***** DATASET RECORDS

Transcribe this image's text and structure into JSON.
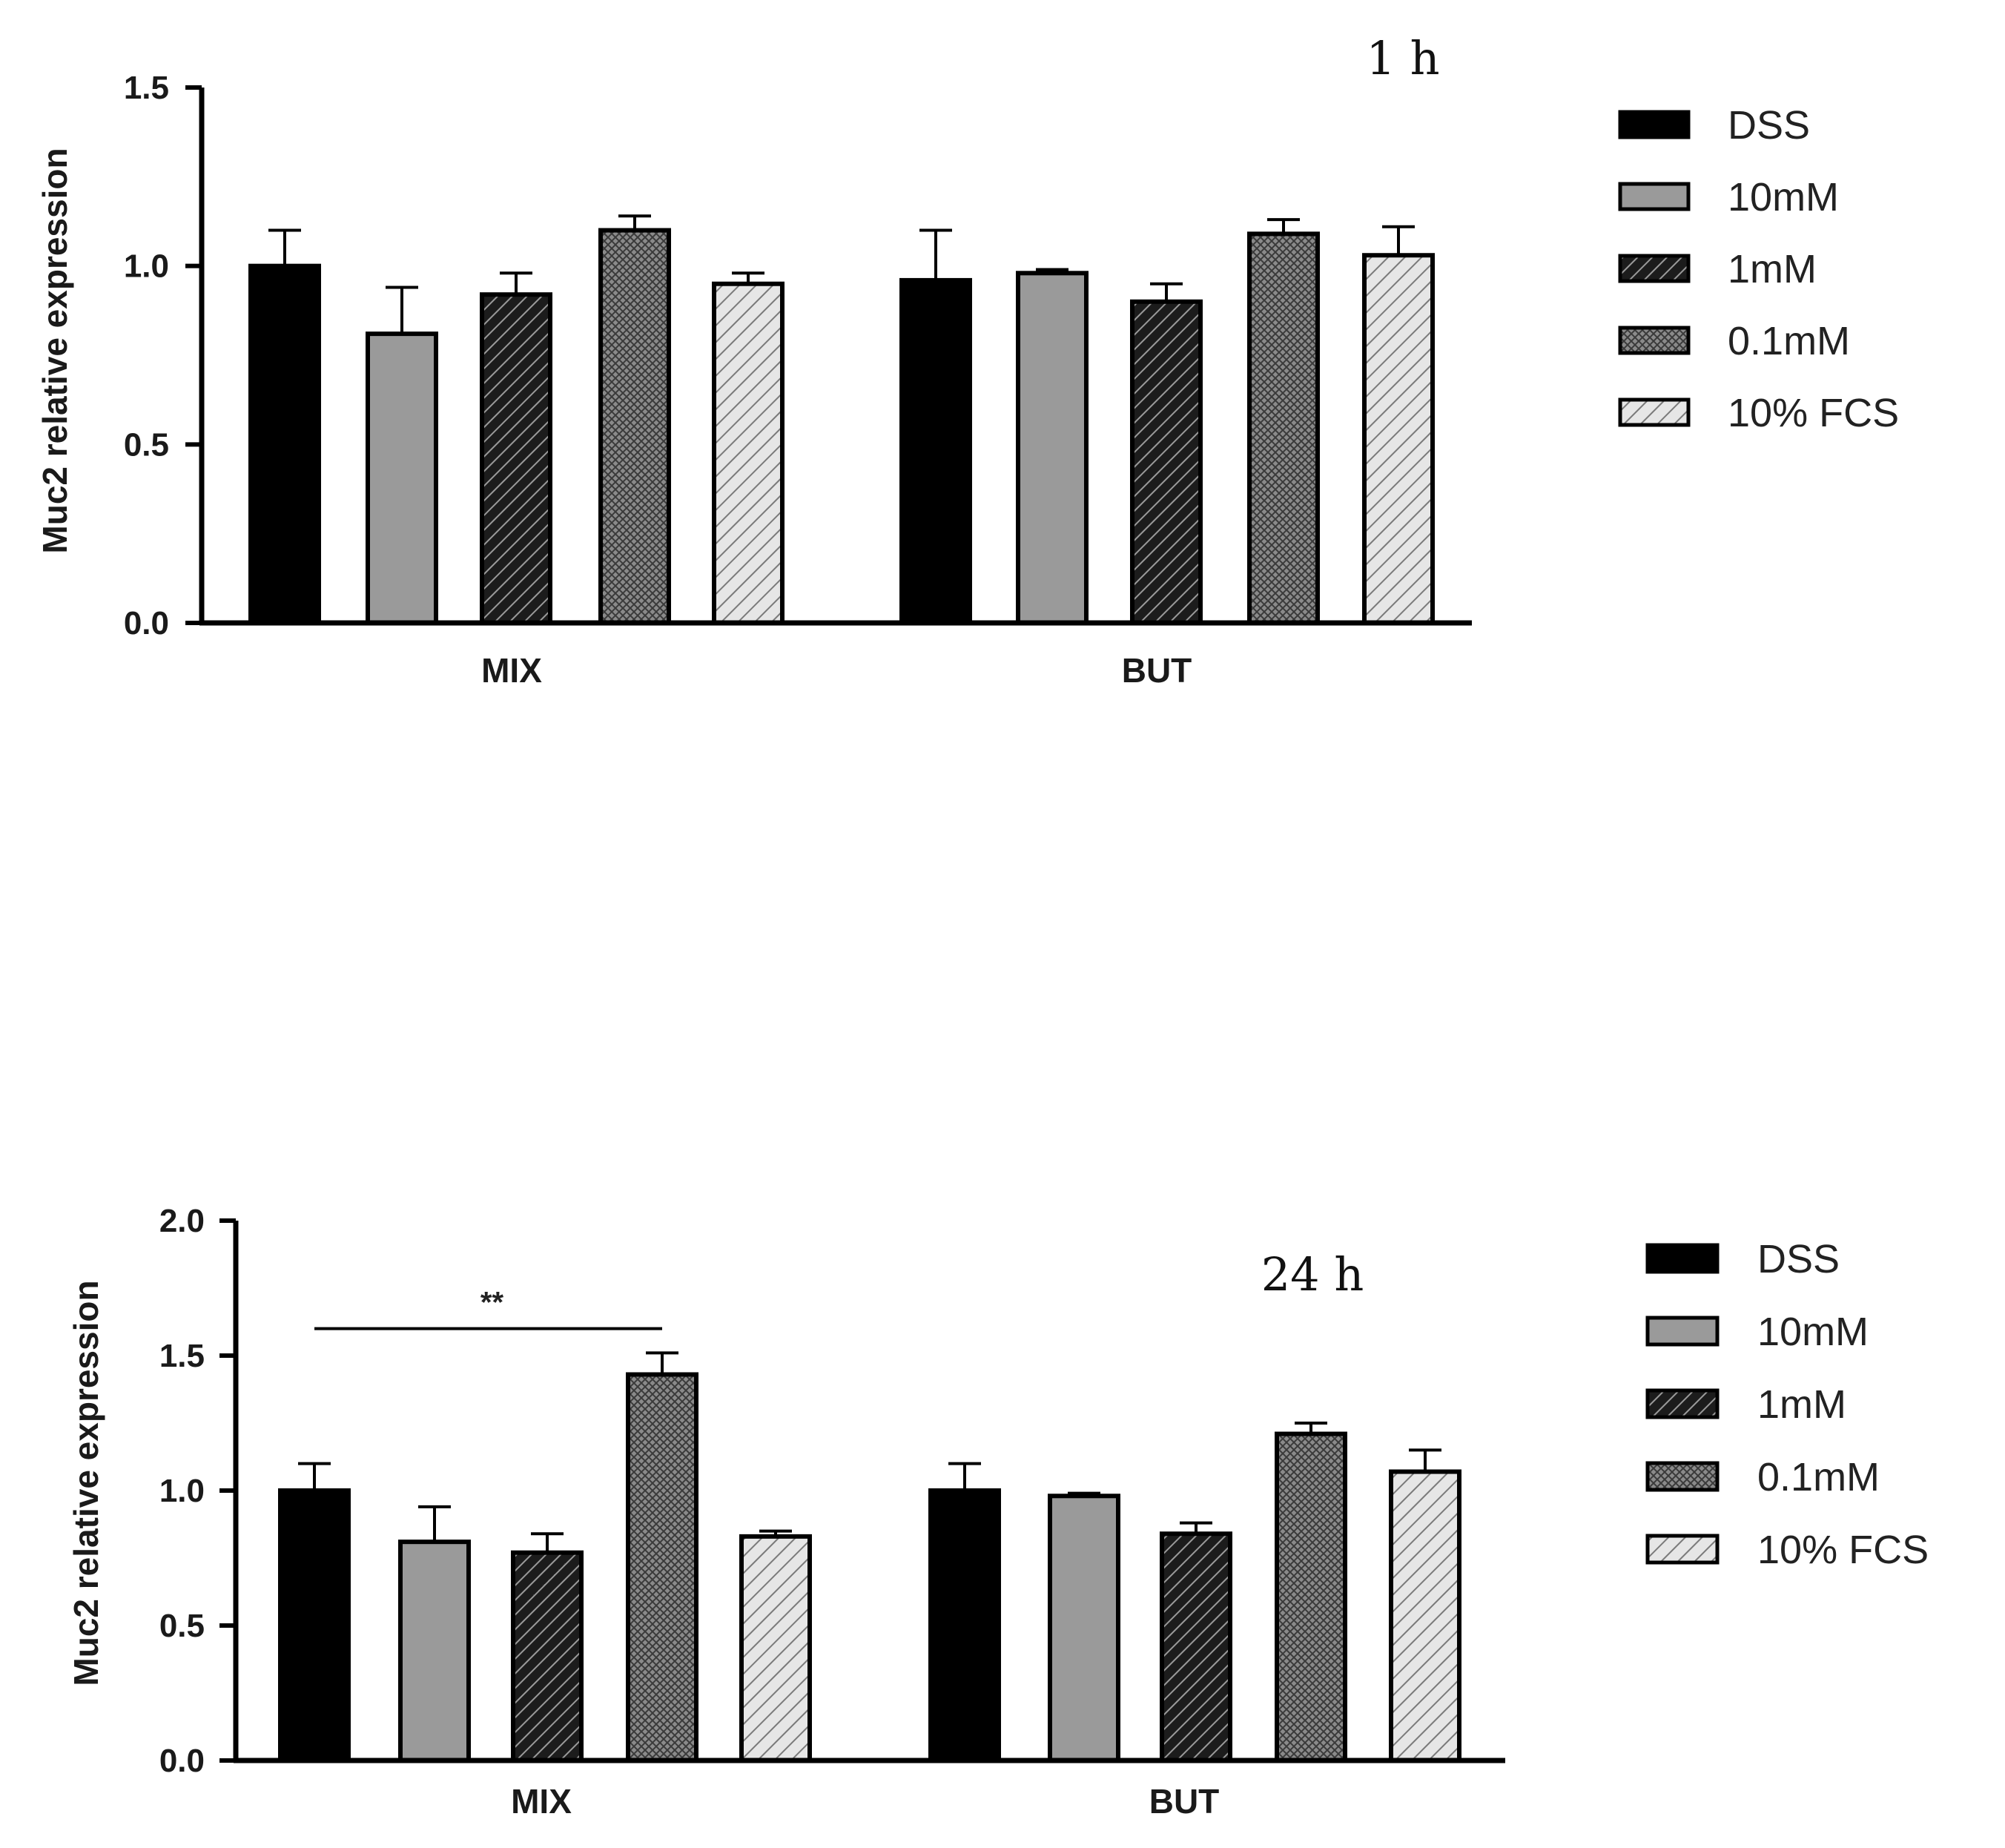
{
  "colors": {
    "axis": "#000000",
    "bar_stroke": "#000000",
    "solid_gray": "#9a9a9a",
    "dense_gray": "#8a8a8a",
    "light_hatch": "#dcdcdc"
  },
  "chart_data": [
    {
      "type": "bar",
      "title": "1 h",
      "ylabel": "Muc2 relative expression",
      "xlabel": "",
      "categories": [
        "MIX",
        "BUT"
      ],
      "ylim": [
        0,
        1.5
      ],
      "yticks": [
        0.0,
        0.5,
        1.0,
        1.5
      ],
      "ytick_labels": [
        "0.0",
        "0.5",
        "1.0",
        "1.5"
      ],
      "legend": [
        "DSS",
        "10mM",
        "1mM",
        "0.1mM",
        "10% FCS"
      ],
      "legend_position": "right",
      "series": [
        {
          "name": "DSS",
          "pattern": "solid-black",
          "values": [
            1.0,
            0.96
          ],
          "errors": [
            0.1,
            0.14
          ]
        },
        {
          "name": "10mM",
          "pattern": "solid-gray",
          "values": [
            0.81,
            0.98
          ],
          "errors": [
            0.13,
            0.01
          ]
        },
        {
          "name": "1mM",
          "pattern": "hatch-dark",
          "values": [
            0.92,
            0.9
          ],
          "errors": [
            0.06,
            0.05
          ]
        },
        {
          "name": "0.1mM",
          "pattern": "crosshatch",
          "values": [
            1.1,
            1.09
          ],
          "errors": [
            0.04,
            0.04
          ]
        },
        {
          "name": "10% FCS",
          "pattern": "hatch-light",
          "values": [
            0.95,
            1.03
          ],
          "errors": [
            0.03,
            0.08
          ]
        }
      ],
      "annotations": []
    },
    {
      "type": "bar",
      "title": "24 h",
      "ylabel": "Muc2 relative expression",
      "xlabel": "",
      "categories": [
        "MIX",
        "BUT"
      ],
      "ylim": [
        0,
        2.0
      ],
      "yticks": [
        0.0,
        0.5,
        1.0,
        1.5,
        2.0
      ],
      "ytick_labels": [
        "0.0",
        "0.5",
        "1.0",
        "1.5",
        "2.0"
      ],
      "legend": [
        "DSS",
        "10mM",
        "1mM",
        "0.1mM",
        "10% FCS"
      ],
      "legend_position": "right",
      "series": [
        {
          "name": "DSS",
          "pattern": "solid-black",
          "values": [
            1.0,
            1.0
          ],
          "errors": [
            0.1,
            0.1
          ]
        },
        {
          "name": "10mM",
          "pattern": "solid-gray",
          "values": [
            0.81,
            0.98
          ],
          "errors": [
            0.13,
            0.01
          ]
        },
        {
          "name": "1mM",
          "pattern": "hatch-dark",
          "values": [
            0.77,
            0.84
          ],
          "errors": [
            0.07,
            0.04
          ]
        },
        {
          "name": "0.1mM",
          "pattern": "crosshatch",
          "values": [
            1.43,
            1.21
          ],
          "errors": [
            0.08,
            0.04
          ]
        },
        {
          "name": "10% FCS",
          "pattern": "hatch-light",
          "values": [
            0.83,
            1.07
          ],
          "errors": [
            0.02,
            0.08
          ]
        }
      ],
      "annotations": [
        {
          "label": "**",
          "category": "MIX",
          "from_series": 0,
          "to_series": 3,
          "y": 1.6
        }
      ]
    }
  ]
}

**********

» EXERCISE REQUIREMENTS
Reproduce all of the material exactly, apart from the pictures.

» RESPONSE TO THIS EXERCISE
Transcribe this image's text and structure into JSON.
{
  "colors": {
    "axis": "#000000",
    "bar_stroke": "#000000",
    "solid_gray": "#9a9a9a",
    "dense_gray": "#8a8a8a",
    "light_hatch": "#dcdcdc"
  },
  "chart_data": [
    {
      "type": "bar",
      "title": "1 h",
      "ylabel": "Muc2 relative expression",
      "xlabel": "",
      "categories": [
        "MIX",
        "BUT"
      ],
      "ylim": [
        0,
        1.5
      ],
      "yticks": [
        0.0,
        0.5,
        1.0,
        1.5
      ],
      "ytick_labels": [
        "0.0",
        "0.5",
        "1.0",
        "1.5"
      ],
      "legend": [
        "DSS",
        "10mM",
        "1mM",
        "0.1mM",
        "10% FCS"
      ],
      "legend_position": "right",
      "series": [
        {
          "name": "DSS",
          "pattern": "solid-black",
          "values": [
            1.0,
            0.96
          ],
          "errors": [
            0.1,
            0.14
          ]
        },
        {
          "name": "10mM",
          "pattern": "solid-gray",
          "values": [
            0.81,
            0.98
          ],
          "errors": [
            0.13,
            0.01
          ]
        },
        {
          "name": "1mM",
          "pattern": "hatch-dark",
          "values": [
            0.92,
            0.9
          ],
          "errors": [
            0.06,
            0.05
          ]
        },
        {
          "name": "0.1mM",
          "pattern": "crosshatch",
          "values": [
            1.1,
            1.09
          ],
          "errors": [
            0.04,
            0.04
          ]
        },
        {
          "name": "10% FCS",
          "pattern": "hatch-light",
          "values": [
            0.95,
            1.03
          ],
          "errors": [
            0.03,
            0.08
          ]
        }
      ],
      "annotations": []
    },
    {
      "type": "bar",
      "title": "24 h",
      "ylabel": "Muc2 relative expression",
      "xlabel": "",
      "categories": [
        "MIX",
        "BUT"
      ],
      "ylim": [
        0,
        2.0
      ],
      "yticks": [
        0.0,
        0.5,
        1.0,
        1.5,
        2.0
      ],
      "ytick_labels": [
        "0.0",
        "0.5",
        "1.0",
        "1.5",
        "2.0"
      ],
      "legend": [
        "DSS",
        "10mM",
        "1mM",
        "0.1mM",
        "10% FCS"
      ],
      "legend_position": "right",
      "series": [
        {
          "name": "DSS",
          "pattern": "solid-black",
          "values": [
            1.0,
            1.0
          ],
          "errors": [
            0.1,
            0.1
          ]
        },
        {
          "name": "10mM",
          "pattern": "solid-gray",
          "values": [
            0.81,
            0.98
          ],
          "errors": [
            0.13,
            0.01
          ]
        },
        {
          "name": "1mM",
          "pattern": "hatch-dark",
          "values": [
            0.77,
            0.84
          ],
          "errors": [
            0.07,
            0.04
          ]
        },
        {
          "name": "0.1mM",
          "pattern": "crosshatch",
          "values": [
            1.43,
            1.21
          ],
          "errors": [
            0.08,
            0.04
          ]
        },
        {
          "name": "10% FCS",
          "pattern": "hatch-light",
          "values": [
            0.83,
            1.07
          ],
          "errors": [
            0.02,
            0.08
          ]
        }
      ],
      "annotations": [
        {
          "label": "**",
          "category": "MIX",
          "from_series": 0,
          "to_series": 3,
          "y": 1.6
        }
      ]
    }
  ]
}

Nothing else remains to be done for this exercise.